## Work instructions
Scan the data below and pick out the lines containing the word "CLAP".
□ □ □
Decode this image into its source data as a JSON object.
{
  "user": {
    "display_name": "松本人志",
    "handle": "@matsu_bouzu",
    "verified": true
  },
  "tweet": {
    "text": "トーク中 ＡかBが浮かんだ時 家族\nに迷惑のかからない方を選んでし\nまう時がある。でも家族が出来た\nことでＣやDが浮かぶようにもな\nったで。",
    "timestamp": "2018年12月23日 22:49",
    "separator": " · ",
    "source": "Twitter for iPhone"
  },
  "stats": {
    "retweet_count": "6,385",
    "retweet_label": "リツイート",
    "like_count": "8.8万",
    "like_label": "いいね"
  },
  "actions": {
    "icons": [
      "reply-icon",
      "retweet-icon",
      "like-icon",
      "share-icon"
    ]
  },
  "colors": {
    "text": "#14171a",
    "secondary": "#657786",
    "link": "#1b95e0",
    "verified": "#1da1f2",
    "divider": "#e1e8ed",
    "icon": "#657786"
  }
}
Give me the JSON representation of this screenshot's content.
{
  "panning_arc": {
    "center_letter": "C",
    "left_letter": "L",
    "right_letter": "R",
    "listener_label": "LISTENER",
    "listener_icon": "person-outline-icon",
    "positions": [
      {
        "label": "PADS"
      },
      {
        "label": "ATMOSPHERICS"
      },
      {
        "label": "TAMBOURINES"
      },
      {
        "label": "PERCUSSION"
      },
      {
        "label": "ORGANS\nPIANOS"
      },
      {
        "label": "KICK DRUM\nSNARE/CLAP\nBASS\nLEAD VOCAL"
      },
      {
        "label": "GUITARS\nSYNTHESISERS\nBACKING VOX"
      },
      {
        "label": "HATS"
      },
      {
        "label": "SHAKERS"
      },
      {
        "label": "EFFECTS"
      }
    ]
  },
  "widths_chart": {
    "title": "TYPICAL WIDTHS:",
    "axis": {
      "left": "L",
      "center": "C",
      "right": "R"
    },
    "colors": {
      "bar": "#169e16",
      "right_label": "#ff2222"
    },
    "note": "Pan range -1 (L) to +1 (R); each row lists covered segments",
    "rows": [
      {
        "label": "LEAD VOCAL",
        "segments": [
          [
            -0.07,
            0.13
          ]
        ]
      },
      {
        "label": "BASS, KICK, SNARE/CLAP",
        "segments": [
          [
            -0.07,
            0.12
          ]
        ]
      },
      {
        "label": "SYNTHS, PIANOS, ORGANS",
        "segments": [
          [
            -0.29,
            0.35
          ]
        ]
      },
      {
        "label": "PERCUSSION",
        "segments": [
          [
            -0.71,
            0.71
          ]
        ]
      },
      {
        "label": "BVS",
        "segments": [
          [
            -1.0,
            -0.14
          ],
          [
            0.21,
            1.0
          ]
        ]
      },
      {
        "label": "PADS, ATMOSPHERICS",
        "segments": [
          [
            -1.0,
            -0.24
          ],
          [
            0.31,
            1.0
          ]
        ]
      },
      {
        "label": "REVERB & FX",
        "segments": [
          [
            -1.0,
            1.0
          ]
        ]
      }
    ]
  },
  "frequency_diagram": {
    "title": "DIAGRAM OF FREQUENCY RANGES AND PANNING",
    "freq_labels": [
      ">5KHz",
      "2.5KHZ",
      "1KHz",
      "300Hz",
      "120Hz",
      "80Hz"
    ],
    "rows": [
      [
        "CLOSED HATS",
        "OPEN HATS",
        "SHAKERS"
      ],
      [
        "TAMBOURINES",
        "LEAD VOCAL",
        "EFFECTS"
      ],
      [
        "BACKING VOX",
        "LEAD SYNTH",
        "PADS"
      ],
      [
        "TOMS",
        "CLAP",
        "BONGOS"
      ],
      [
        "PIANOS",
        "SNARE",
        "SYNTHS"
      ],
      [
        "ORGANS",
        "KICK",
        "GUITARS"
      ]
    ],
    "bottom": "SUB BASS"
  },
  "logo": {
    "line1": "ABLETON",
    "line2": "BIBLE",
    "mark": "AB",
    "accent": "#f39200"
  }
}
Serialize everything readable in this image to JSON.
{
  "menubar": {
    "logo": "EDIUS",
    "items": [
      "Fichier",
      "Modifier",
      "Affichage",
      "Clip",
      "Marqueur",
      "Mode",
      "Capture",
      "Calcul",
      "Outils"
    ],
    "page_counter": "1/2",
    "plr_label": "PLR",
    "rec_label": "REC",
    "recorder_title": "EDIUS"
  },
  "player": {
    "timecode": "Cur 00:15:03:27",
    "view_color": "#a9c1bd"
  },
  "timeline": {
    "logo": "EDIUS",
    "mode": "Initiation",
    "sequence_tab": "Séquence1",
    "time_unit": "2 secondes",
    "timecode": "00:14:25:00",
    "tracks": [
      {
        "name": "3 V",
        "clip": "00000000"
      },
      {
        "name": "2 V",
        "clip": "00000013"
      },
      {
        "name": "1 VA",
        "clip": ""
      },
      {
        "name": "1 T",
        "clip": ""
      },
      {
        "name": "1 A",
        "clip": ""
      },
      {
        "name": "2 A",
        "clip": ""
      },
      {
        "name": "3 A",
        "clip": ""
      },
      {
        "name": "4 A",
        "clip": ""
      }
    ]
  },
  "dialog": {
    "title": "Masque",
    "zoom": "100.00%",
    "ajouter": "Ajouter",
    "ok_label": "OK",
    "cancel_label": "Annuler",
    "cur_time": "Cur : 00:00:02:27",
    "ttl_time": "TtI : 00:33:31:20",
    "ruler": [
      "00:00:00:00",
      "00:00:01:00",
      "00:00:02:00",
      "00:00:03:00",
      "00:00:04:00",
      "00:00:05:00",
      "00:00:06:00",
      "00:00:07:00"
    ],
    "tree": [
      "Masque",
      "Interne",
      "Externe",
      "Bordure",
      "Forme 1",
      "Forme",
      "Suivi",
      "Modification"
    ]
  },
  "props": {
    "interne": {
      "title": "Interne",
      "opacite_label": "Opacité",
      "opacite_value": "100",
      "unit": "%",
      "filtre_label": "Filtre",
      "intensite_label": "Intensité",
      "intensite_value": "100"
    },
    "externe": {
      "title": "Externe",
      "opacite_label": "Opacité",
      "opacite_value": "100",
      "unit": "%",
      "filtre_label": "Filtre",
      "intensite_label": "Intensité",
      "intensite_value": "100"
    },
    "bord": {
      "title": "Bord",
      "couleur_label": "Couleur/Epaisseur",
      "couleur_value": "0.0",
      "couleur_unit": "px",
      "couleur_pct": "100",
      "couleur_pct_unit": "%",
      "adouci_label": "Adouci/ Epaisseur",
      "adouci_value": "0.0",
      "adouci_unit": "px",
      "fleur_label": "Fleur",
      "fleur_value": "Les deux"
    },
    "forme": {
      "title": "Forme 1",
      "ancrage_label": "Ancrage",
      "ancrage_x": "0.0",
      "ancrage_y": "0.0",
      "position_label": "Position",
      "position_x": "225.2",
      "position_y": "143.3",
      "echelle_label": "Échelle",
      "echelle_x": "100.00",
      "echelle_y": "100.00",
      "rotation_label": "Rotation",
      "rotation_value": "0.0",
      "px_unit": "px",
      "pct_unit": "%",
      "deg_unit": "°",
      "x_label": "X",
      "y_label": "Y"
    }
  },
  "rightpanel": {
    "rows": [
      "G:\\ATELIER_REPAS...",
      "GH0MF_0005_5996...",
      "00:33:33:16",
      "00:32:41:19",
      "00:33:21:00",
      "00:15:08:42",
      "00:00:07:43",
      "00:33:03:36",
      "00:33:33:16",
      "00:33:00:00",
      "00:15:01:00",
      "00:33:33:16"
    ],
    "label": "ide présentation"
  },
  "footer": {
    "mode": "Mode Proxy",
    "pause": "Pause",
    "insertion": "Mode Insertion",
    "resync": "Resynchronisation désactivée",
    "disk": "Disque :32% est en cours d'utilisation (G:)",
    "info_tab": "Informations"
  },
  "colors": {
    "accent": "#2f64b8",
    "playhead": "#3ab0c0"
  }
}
□ □ □
## Expected output
        "label": "KICK DRUM\nSNARE/CLAP\nBASS\nLEAD VOCAL"
        "label": "BASS, KICK, SNARE/CLAP",
        "CLAP",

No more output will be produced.